Some records
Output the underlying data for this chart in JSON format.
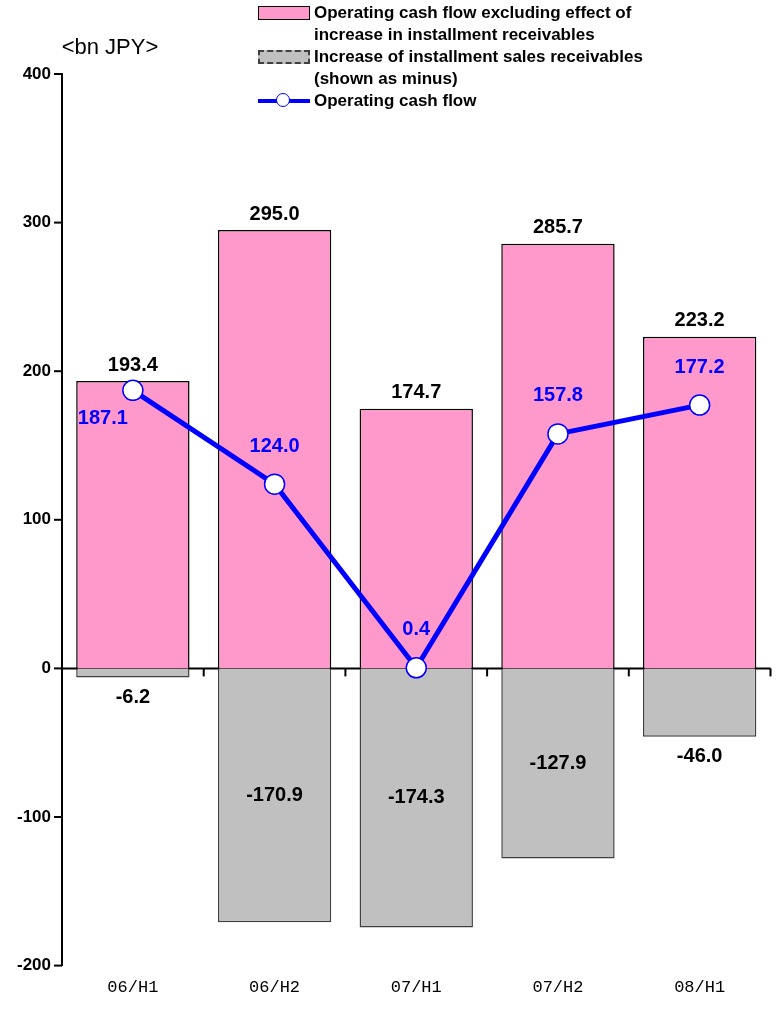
{
  "chart_data": {
    "type": "bar",
    "stacked": true,
    "ylabel": "<bn JPY>",
    "categories": [
      "06/H1",
      "06/H2",
      "07/H1",
      "07/H2",
      "08/H1"
    ],
    "series": [
      {
        "name": "Operating cash flow excluding effect of increase in installment receivables",
        "color": "#ff99cc",
        "values": [
          193.4,
          295.0,
          174.7,
          285.7,
          223.2
        ],
        "value_labels": [
          "193.4",
          "295.0",
          "174.7",
          "285.7",
          "223.2"
        ],
        "line_style": "solid"
      },
      {
        "name": "Increase of installment sales receivables (shown as minus)",
        "color": "#c0c0c0",
        "values": [
          -6.2,
          -170.9,
          -174.3,
          -127.9,
          -46.0
        ],
        "value_labels": [
          "-6.2",
          "-170.9",
          "-174.3",
          "-127.9",
          "-46.0"
        ],
        "line_style": "dashed"
      },
      {
        "name": "Operating cash flow",
        "type": "line",
        "color": "#0000ff",
        "values": [
          187.1,
          124.0,
          0.4,
          157.8,
          177.2
        ],
        "value_labels": [
          "187.1",
          "124.0",
          "0.4",
          "157.8",
          "177.2"
        ],
        "marker": "circle",
        "line_style": "solid"
      }
    ],
    "ylim": [
      -200,
      400
    ],
    "yticks": [
      -200,
      -100,
      0,
      100,
      200,
      300,
      400
    ],
    "legend": "top right"
  }
}
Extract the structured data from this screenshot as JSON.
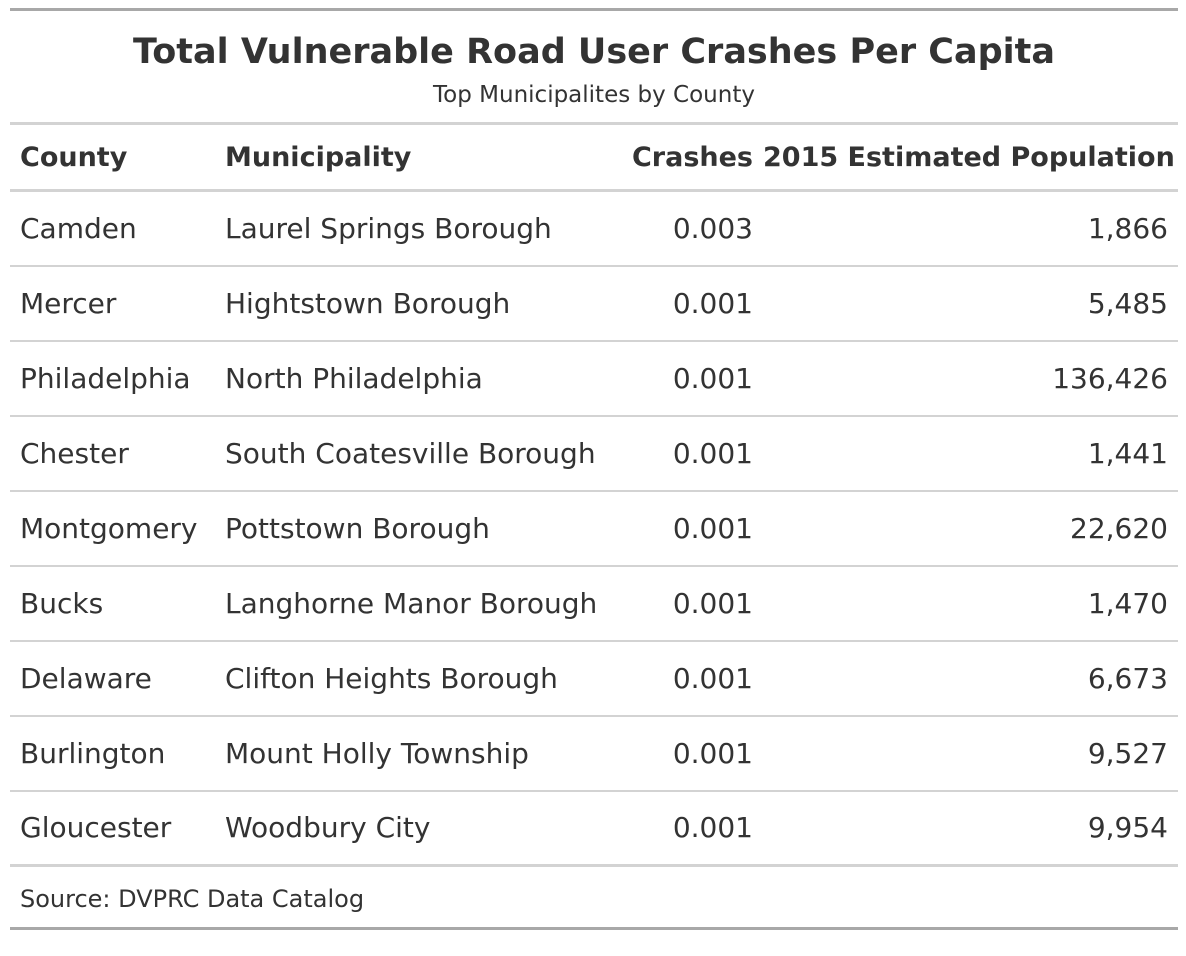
{
  "chart_data": {
    "type": "table",
    "title": "Total Vulnerable Road User Crashes Per Capita",
    "subtitle": "Top Municipalites by County",
    "columns": [
      "County",
      "Municipality",
      "Crashes",
      "2015 Estimated Population"
    ],
    "rows": [
      {
        "county": "Camden",
        "municipality": "Laurel Springs Borough",
        "crashes": "0.003",
        "population": "1,866"
      },
      {
        "county": "Mercer",
        "municipality": "Hightstown Borough",
        "crashes": "0.001",
        "population": "5,485"
      },
      {
        "county": "Philadelphia",
        "municipality": "North Philadelphia",
        "crashes": "0.001",
        "population": "136,426"
      },
      {
        "county": "Chester",
        "municipality": "South Coatesville Borough",
        "crashes": "0.001",
        "population": "1,441"
      },
      {
        "county": "Montgomery",
        "municipality": "Pottstown Borough",
        "crashes": "0.001",
        "population": "22,620"
      },
      {
        "county": "Bucks",
        "municipality": "Langhorne Manor Borough",
        "crashes": "0.001",
        "population": "1,470"
      },
      {
        "county": "Delaware",
        "municipality": "Clifton Heights Borough",
        "crashes": "0.001",
        "population": "6,673"
      },
      {
        "county": "Burlington",
        "municipality": "Mount Holly Township",
        "crashes": "0.001",
        "population": "9,527"
      },
      {
        "county": "Gloucester",
        "municipality": "Woodbury City",
        "crashes": "0.001",
        "population": "9,954"
      }
    ],
    "source_note": "Source: DVPRC Data Catalog"
  }
}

**Task details**
Go through the data above and transcribe it in full, omitting any image.

**Exercise result**
Output the underlying data for this chart in JSON format.
{
  "chart_data": {
    "type": "bar",
    "stacked": true,
    "ylabel": "<bn JPY>",
    "categories": [
      "06/H1",
      "06/H2",
      "07/H1",
      "07/H2",
      "08/H1"
    ],
    "series": [
      {
        "name": "Operating cash flow excluding effect of increase in installment receivables",
        "color": "#ff99cc",
        "values": [
          193.4,
          295.0,
          174.7,
          285.7,
          223.2
        ],
        "value_labels": [
          "193.4",
          "295.0",
          "174.7",
          "285.7",
          "223.2"
        ],
        "line_style": "solid"
      },
      {
        "name": "Increase of installment sales receivables (shown as minus)",
        "color": "#c0c0c0",
        "values": [
          -6.2,
          -170.9,
          -174.3,
          -127.9,
          -46.0
        ],
        "value_labels": [
          "-6.2",
          "-170.9",
          "-174.3",
          "-127.9",
          "-46.0"
        ],
        "line_style": "dashed"
      },
      {
        "name": "Operating cash flow",
        "type": "line",
        "color": "#0000ff",
        "values": [
          187.1,
          124.0,
          0.4,
          157.8,
          177.2
        ],
        "value_labels": [
          "187.1",
          "124.0",
          "0.4",
          "157.8",
          "177.2"
        ],
        "marker": "circle",
        "line_style": "solid"
      }
    ],
    "ylim": [
      -200,
      400
    ],
    "yticks": [
      -200,
      -100,
      0,
      100,
      200,
      300,
      400
    ],
    "legend": "top right"
  }
}
Extract the structured data from this screenshot as JSON.
{
  "chart_data": {
    "type": "table",
    "title": "Total Vulnerable Road User Crashes Per Capita",
    "subtitle": "Top Municipalites by County",
    "columns": [
      "County",
      "Municipality",
      "Crashes",
      "2015 Estimated Population"
    ],
    "rows": [
      {
        "county": "Camden",
        "municipality": "Laurel Springs Borough",
        "crashes": "0.003",
        "population": "1,866"
      },
      {
        "county": "Mercer",
        "municipality": "Hightstown Borough",
        "crashes": "0.001",
        "population": "5,485"
      },
      {
        "county": "Philadelphia",
        "municipality": "North Philadelphia",
        "crashes": "0.001",
        "population": "136,426"
      },
      {
        "county": "Chester",
        "municipality": "South Coatesville Borough",
        "crashes": "0.001",
        "population": "1,441"
      },
      {
        "county": "Montgomery",
        "municipality": "Pottstown Borough",
        "crashes": "0.001",
        "population": "22,620"
      },
      {
        "county": "Bucks",
        "municipality": "Langhorne Manor Borough",
        "crashes": "0.001",
        "population": "1,470"
      },
      {
        "county": "Delaware",
        "municipality": "Clifton Heights Borough",
        "crashes": "0.001",
        "population": "6,673"
      },
      {
        "county": "Burlington",
        "municipality": "Mount Holly Township",
        "crashes": "0.001",
        "population": "9,527"
      },
      {
        "county": "Gloucester",
        "municipality": "Woodbury City",
        "crashes": "0.001",
        "population": "9,954"
      }
    ],
    "source_note": "Source: DVPRC Data Catalog"
  }
}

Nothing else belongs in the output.